[QUOTED TEXT]
-- -- --

I will keep it private, then. Thank you guys for your answers.

 

Next question: Should I block him? This would only be for me. I dont want him to pop up in the search bar, whenever I write something similar to his name. Another reason is that he hasn't contacted me through facebook and it's making me sad. Not that I go around waiting for it, I don't. But when I sometimes think about it, it does hurt. By blocking him I wouldn't know if he'd wanted to contact me or not and I think maybe it would be better.

 

On the other hand, I fear he will actually contact me and it will pop up unexpected and ruin all the progress I've made at that point.

 

But I don't want it to look like I can't handle him being on facebook. I dont want to seem weak. And I do want him to be able to see if I chance my profile picture or cover picture. I want him to be able to miss me.

 

I dont know.

Posted

You are currently burdened with remaining connections to him. Healing and moving on will involve gradually breaking, releasing these connections. You ultimate goal will be, essentially, indifference. You will not be responsible for what he thinks, or feels, or how he turns out.

 

Now, to get there from here, you need to work on reducing those connections. Making your FB public would be a refletion of your intention to communicate with him. This will NOT help to reduce your connections, so don't do it.

 

Look carefully at this desire to "let him see that you are ... whatever". This is a desire to communicate with him, to maintain a connection. You will need to let that go.

-- -- --

[AVAILABLE DATA]
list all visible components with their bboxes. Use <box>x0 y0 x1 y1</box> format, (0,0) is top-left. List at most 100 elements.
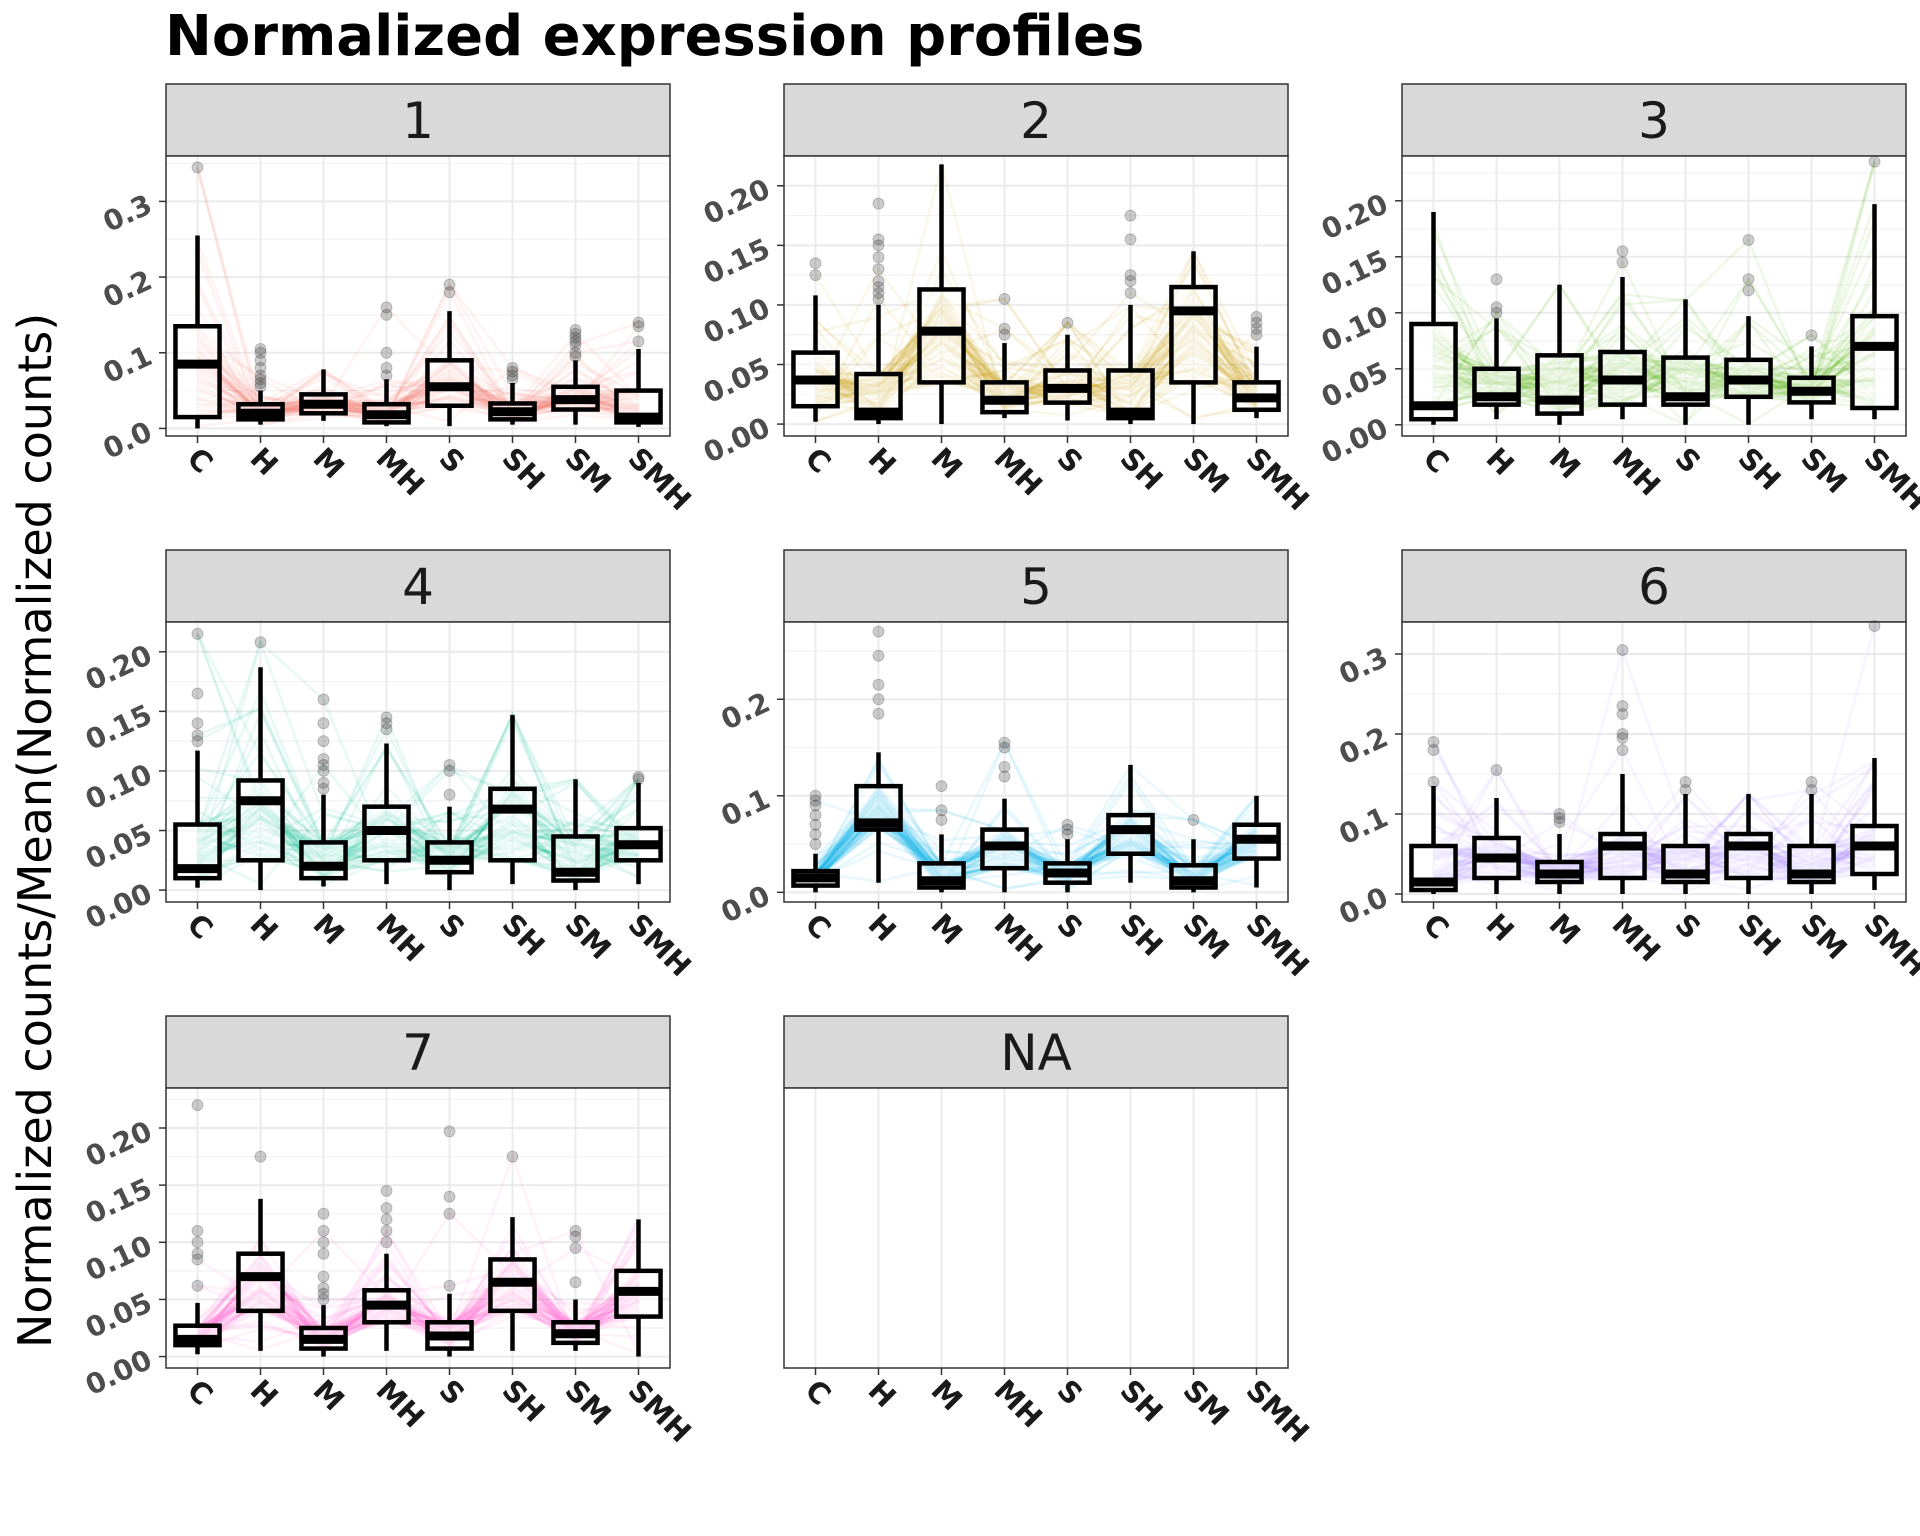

-- -- --

[DIRECTIVE] Reproduce word for word the passage of the forum thread above between "You are currently" and "let that go.", inclusive.

[THE SOLUTION]
You are currently burdened with remaining connections to him. Healing and moving on will involve gradually breaking, releasing these connections. You ultimate goal will be, essentially, indifference. You will not be responsible for what he thinks, or feels, or how he turns out.

 

Now, to get there from here, you need to work on reducing those connections. Making your FB public would be a refletion of your intention to communicate with him. This will NOT help to reduce your connections, so don't do it.

 

Look carefully at this desire to "let him see that you are ... whatever". This is a desire to communicate with him, to maintain a connection. You will need to let that go.